### [TASK INSTRUCTIONS]
Give the data below again exactly as written, without its pictures.
[BEGIN ENTRIES SHOWN]
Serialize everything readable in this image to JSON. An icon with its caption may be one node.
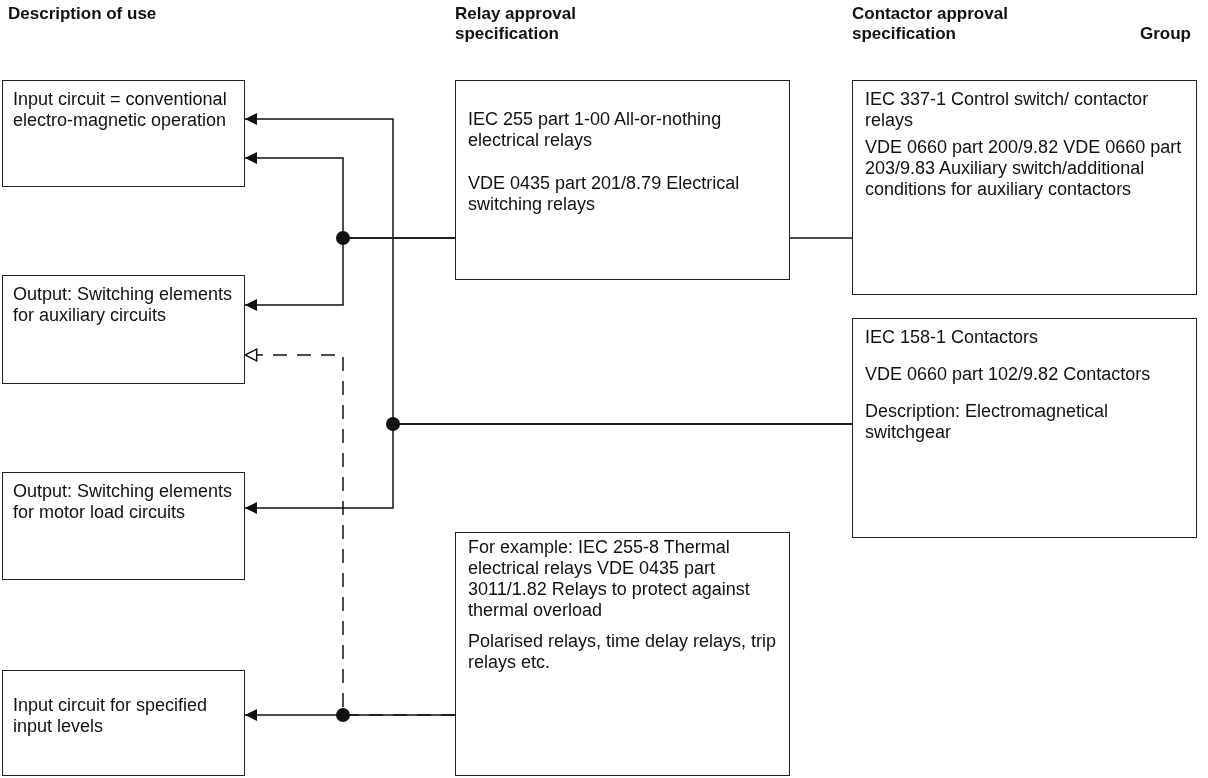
{
  "diagram": {
    "nodes": [
      {
        "text": [
          "Input circuit = conventional electro-magnetic operation"
        ]
      },
      {
        "text": [
          "Output: Switching elements for auxiliary circuits"
        ]
      },
      {
        "text": [
          "Output: Switching elements for motor load circuits"
        ]
      },
      {
        "text": [
          "Input circuit for specified input levels"
        ]
      },
      {
        "text": [
          "IEC 255 part 1-00 All-or-nothing electrical relays",
          "VDE 0435 part 201/8.79 Electrical switching relays"
        ]
      },
      {
        "text": [
          "IEC 337-1 Control switch/ contactor relays",
          "VDE 0660 part 200/9.82 VDE 0660 part 203/9.83 Auxiliary switch/additional conditions for auxiliary contactors"
        ]
      },
      {
        "text": [
          "IEC 158-1 Contactors",
          "VDE 0660 part 102/9.82 Contactors",
          "Description: Electromagnetical switchgear"
        ]
      },
      {
        "text": [
          "For example: IEC 255-8 Thermal electrical relays VDE 0435 part 3011/1.82 Relays to protect against thermal overload",
          "Polarised relays, time delay relays, trip relays etc."
        ]
      }
    ],
    "edges": [
      {
        "from": 4,
        "to": 0,
        "arrow": "to"
      },
      {
        "from": 4,
        "to": 1,
        "arrow": "to"
      },
      {
        "from": 4,
        "to": 5,
        "arrow": "none"
      },
      {
        "from": 6,
        "to": 0,
        "arrow": "to"
      },
      {
        "from": 6,
        "to": 2,
        "arrow": "to"
      },
      {
        "from": 7,
        "to": 3,
        "arrow": "to"
      },
      {
        "from": 7,
        "to": 1,
        "arrow": "to",
        "style": "dashed"
      }
    ],
    "labels": [
      "Description of use",
      "Relay approval specification",
      "Contactor approval specification",
      "Group"
    ]
  }
}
[END ENTRIES SHOWN]
### [RESPONSE]
Serialize everything readable in this image to JSON. An icon with its caption may be one node.
{
  "diagram": {
    "nodes": [
      {
        "text": [
          "Input circuit = conventional electro-magnetic operation"
        ]
      },
      {
        "text": [
          "Output: Switching elements for auxiliary circuits"
        ]
      },
      {
        "text": [
          "Output: Switching elements for motor load circuits"
        ]
      },
      {
        "text": [
          "Input circuit for specified input levels"
        ]
      },
      {
        "text": [
          "IEC 255 part 1-00 All-or-nothing electrical relays",
          "VDE 0435 part 201/8.79 Electrical switching relays"
        ]
      },
      {
        "text": [
          "IEC 337-1 Control switch/ contactor relays",
          "VDE 0660 part 200/9.82 VDE 0660 part 203/9.83 Auxiliary switch/additional conditions for auxiliary contactors"
        ]
      },
      {
        "text": [
          "IEC 158-1 Contactors",
          "VDE 0660 part 102/9.82 Contactors",
          "Description: Electromagnetical switchgear"
        ]
      },
      {
        "text": [
          "For example: IEC 255-8 Thermal electrical relays VDE 0435 part 3011/1.82 Relays to protect against thermal overload",
          "Polarised relays, time delay relays, trip relays etc."
        ]
      }
    ],
    "edges": [
      {
        "from": 4,
        "to": 0,
        "arrow": "to"
      },
      {
        "from": 4,
        "to": 1,
        "arrow": "to"
      },
      {
        "from": 4,
        "to": 5,
        "arrow": "none"
      },
      {
        "from": 6,
        "to": 0,
        "arrow": "to"
      },
      {
        "from": 6,
        "to": 2,
        "arrow": "to"
      },
      {
        "from": 7,
        "to": 3,
        "arrow": "to"
      },
      {
        "from": 7,
        "to": 1,
        "arrow": "to",
        "style": "dashed"
      }
    ],
    "labels": [
      "Description of use",
      "Relay approval specification",
      "Contactor approval specification",
      "Group"
    ]
  }
}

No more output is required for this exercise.